_REQUIRED WORK_.
Print the full listing exactly.

== == ==

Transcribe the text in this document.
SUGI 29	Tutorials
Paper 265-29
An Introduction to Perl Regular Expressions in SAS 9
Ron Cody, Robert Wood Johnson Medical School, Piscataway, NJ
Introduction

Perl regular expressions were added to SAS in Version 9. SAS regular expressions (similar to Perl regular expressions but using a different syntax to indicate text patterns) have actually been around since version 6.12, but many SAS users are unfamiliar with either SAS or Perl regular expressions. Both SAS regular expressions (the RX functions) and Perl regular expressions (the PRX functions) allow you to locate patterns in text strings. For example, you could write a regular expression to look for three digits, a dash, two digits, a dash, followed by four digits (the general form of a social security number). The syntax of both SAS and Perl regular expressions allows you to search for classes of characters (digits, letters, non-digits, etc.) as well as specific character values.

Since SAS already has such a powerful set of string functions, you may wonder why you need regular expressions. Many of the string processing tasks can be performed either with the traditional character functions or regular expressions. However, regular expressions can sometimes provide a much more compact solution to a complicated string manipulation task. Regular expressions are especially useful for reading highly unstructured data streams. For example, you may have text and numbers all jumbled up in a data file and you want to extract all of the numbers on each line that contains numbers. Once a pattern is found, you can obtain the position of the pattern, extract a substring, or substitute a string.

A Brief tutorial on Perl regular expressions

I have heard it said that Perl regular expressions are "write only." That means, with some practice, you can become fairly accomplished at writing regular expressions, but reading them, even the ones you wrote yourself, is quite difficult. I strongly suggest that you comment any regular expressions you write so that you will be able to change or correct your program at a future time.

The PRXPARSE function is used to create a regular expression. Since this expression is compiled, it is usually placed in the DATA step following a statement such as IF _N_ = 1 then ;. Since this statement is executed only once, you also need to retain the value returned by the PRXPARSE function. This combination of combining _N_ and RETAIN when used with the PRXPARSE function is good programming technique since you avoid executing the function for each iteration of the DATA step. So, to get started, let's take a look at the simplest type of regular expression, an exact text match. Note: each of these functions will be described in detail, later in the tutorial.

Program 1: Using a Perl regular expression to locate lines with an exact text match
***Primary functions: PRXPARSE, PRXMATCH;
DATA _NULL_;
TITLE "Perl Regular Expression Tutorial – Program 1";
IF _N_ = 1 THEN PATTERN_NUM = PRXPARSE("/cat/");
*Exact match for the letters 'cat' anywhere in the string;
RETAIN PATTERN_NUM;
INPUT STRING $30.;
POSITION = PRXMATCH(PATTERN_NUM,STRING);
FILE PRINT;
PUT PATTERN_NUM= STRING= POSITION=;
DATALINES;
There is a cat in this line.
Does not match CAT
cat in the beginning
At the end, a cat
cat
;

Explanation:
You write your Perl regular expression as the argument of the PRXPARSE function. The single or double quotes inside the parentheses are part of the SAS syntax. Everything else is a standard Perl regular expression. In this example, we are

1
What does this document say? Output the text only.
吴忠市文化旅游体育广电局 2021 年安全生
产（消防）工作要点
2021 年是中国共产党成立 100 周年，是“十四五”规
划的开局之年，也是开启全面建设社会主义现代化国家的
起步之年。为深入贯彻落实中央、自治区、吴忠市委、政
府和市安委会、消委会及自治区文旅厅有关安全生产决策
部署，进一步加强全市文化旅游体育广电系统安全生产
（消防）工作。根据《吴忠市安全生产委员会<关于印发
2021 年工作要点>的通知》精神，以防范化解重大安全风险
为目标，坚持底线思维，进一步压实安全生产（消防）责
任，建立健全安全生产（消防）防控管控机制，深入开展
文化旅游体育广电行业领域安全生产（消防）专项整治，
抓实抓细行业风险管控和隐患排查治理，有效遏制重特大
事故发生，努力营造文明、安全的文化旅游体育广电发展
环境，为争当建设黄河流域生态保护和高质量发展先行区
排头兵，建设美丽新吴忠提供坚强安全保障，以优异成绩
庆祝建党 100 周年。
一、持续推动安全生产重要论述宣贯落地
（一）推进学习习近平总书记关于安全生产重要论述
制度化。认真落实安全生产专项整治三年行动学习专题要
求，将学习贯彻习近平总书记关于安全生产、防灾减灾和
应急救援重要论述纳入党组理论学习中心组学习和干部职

== == ==

_EXPECTED OUTPUT_.
Transcribe the text in this document.
SUGI 29	Tutorials
Paper 265-29
An Introduction to Perl Regular Expressions in SAS 9
Ron Cody, Robert Wood Johnson Medical School, Piscataway, NJ
Introduction

Perl regular expressions were added to SAS in Version 9. SAS regular expressions (similar to Perl regular expressions but using a different syntax to indicate text patterns) have actually been around since version 6.12, but many SAS users are unfamiliar with either SAS or Perl regular expressions. Both SAS regular expressions (the RX functions) and Perl regular expressions (the PRX functions) allow you to locate patterns in text strings. For example, you could write a regular expression to look for three digits, a dash, two digits, a dash, followed by four digits (the general form of a social security number). The syntax of both SAS and Perl regular expressions allows you to search for classes of characters (digits, letters, non-digits, etc.) as well as specific character values.

Since SAS already has such a powerful set of string functions, you may wonder why you need regular expressions. Many of the string processing tasks can be performed either with the traditional character functions or regular expressions. However, regular expressions can sometimes provide a much more compact solution to a complicated string manipulation task. Regular expressions are especially useful for reading highly unstructured data streams. For example, you may have text and numbers all jumbled up in a data file and you want to extract all of the numbers on each line that contains numbers. Once a pattern is found, you can obtain the position of the pattern, extract a substring, or substitute a string.

A Brief tutorial on Perl regular expressions

I have heard it said that Perl regular expressions are "write only." That means, with some practice, you can become fairly accomplished at writing regular expressions, but reading them, even the ones you wrote yourself, is quite difficult. I strongly suggest that you comment any regular expressions you write so that you will be able to change or correct your program at a future time.

The PRXPARSE function is used to create a regular expression. Since this expression is compiled, it is usually placed in the DATA step following a statement such as IF _N_ = 1 then ;. Since this statement is executed only once, you also need to retain the value returned by the PRXPARSE function. This combination of combining _N_ and RETAIN when used with the PRXPARSE function is good programming technique since you avoid executing the function for each iteration of the DATA step. So, to get started, let's take a look at the simplest type of regular expression, an exact text match. Note: each of these functions will be described in detail, later in the tutorial.

Program 1: Using a Perl regular expression to locate lines with an exact text match
***Primary functions: PRXPARSE, PRXMATCH;
DATA _NULL_;
TITLE "Perl Regular Expression Tutorial – Program 1";
IF _N_ = 1 THEN PATTERN_NUM = PRXPARSE("/cat/");
*Exact match for the letters 'cat' anywhere in the string;
RETAIN PATTERN_NUM;
INPUT STRING $30.;
POSITION = PRXMATCH(PATTERN_NUM,STRING);
FILE PRINT;
PUT PATTERN_NUM= STRING= POSITION=;
DATALINES;
There is a cat in this line.
Does not match CAT
cat in the beginning
At the end, a cat
cat
;

Explanation:
You write your Perl regular expression as the argument of the PRXPARSE function. The single or double quotes inside the parentheses are part of the SAS syntax. Everything else is a standard Perl regular expression. In this example, we are

1
What does this document say? Output the text only.
吴忠市文化旅游体育广电局 2021 年安全生
产（消防）工作要点
2021 年是中国共产党成立 100 周年，是“十四五”规
划的开局之年，也是开启全面建设社会主义现代化国家的
起步之年。为深入贯彻落实中央、自治区、吴忠市委、政
府和市安委会、消委会及自治区文旅厅有关安全生产决策
部署，进一步加强全市文化旅游体育广电系统安全生产
（消防）工作。根据《吴忠市安全生产委员会<关于印发
2021 年工作要点>的通知》精神，以防范化解重大安全风险
为目标，坚持底线思维，进一步压实安全生产（消防）责
任，建立健全安全生产（消防）防控管控机制，深入开展
文化旅游体育广电行业领域安全生产（消防）专项整治，
抓实抓细行业风险管控和隐患排查治理，有效遏制重特大
事故发生，努力营造文明、安全的文化旅游体育广电发展
环境，为争当建设黄河流域生态保护和高质量发展先行区
排头兵，建设美丽新吴忠提供坚强安全保障，以优异成绩
庆祝建党 100 周年。
一、持续推动安全生产重要论述宣贯落地
（一）推进学习习近平总书记关于安全生产重要论述
制度化。认真落实安全生产专项整治三年行动学习专题要
求，将学习贯彻习近平总书记关于安全生产、防灾减灾和
应急救援重要论述纳入党组理论学习中心组学习和干部职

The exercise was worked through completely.